Data excerpts
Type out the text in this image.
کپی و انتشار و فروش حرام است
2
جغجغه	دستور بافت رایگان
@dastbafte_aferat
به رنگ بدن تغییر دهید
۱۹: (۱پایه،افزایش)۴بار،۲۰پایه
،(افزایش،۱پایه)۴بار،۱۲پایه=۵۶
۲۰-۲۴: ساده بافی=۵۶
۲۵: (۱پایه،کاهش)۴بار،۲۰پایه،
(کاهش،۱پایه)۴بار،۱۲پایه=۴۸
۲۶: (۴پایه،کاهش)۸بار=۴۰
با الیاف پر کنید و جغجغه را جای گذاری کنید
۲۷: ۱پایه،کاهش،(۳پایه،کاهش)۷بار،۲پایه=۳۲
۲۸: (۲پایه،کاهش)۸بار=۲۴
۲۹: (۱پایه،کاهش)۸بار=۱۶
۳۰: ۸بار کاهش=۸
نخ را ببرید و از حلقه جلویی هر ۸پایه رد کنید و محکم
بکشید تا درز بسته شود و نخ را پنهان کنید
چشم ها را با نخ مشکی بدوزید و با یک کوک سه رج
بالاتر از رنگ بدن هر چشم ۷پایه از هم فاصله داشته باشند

- **Aim of the task**: Exactly reproduce all of the entries above.

- **Full output**:
Type out the text in this image.
کپی و انتشار و فروش حرام است
2
جغجغه	دستور بافت رایگان
@dastbafte_aferat
به رنگ بدن تغییر دهید
۱۹: (۱پایه،افزایش)۴بار،۲۰پایه
،(افزایش،۱پایه)۴بار،۱۲پایه=۵۶
۲۰-۲۴: ساده بافی=۵۶
۲۵: (۱پایه،کاهش)۴بار،۲۰پایه،
(کاهش،۱پایه)۴بار،۱۲پایه=۴۸
۲۶: (۴پایه،کاهش)۸بار=۴۰
با الیاف پر کنید و جغجغه را جای گذاری کنید
۲۷: ۱پایه،کاهش،(۳پایه،کاهش)۷بار،۲پایه=۳۲
۲۸: (۲پایه،کاهش)۸بار=۲۴
۲۹: (۱پایه،کاهش)۸بار=۱۶
۳۰: ۸بار کاهش=۸
نخ را ببرید و از حلقه جلویی هر ۸پایه رد کنید و محکم
بکشید تا درز بسته شود و نخ را پنهان کنید
چشم ها را با نخ مشکی بدوزید و با یک کوک سه رج
بالاتر از رنگ بدن هر چشم ۷پایه از هم فاصله داشته باشند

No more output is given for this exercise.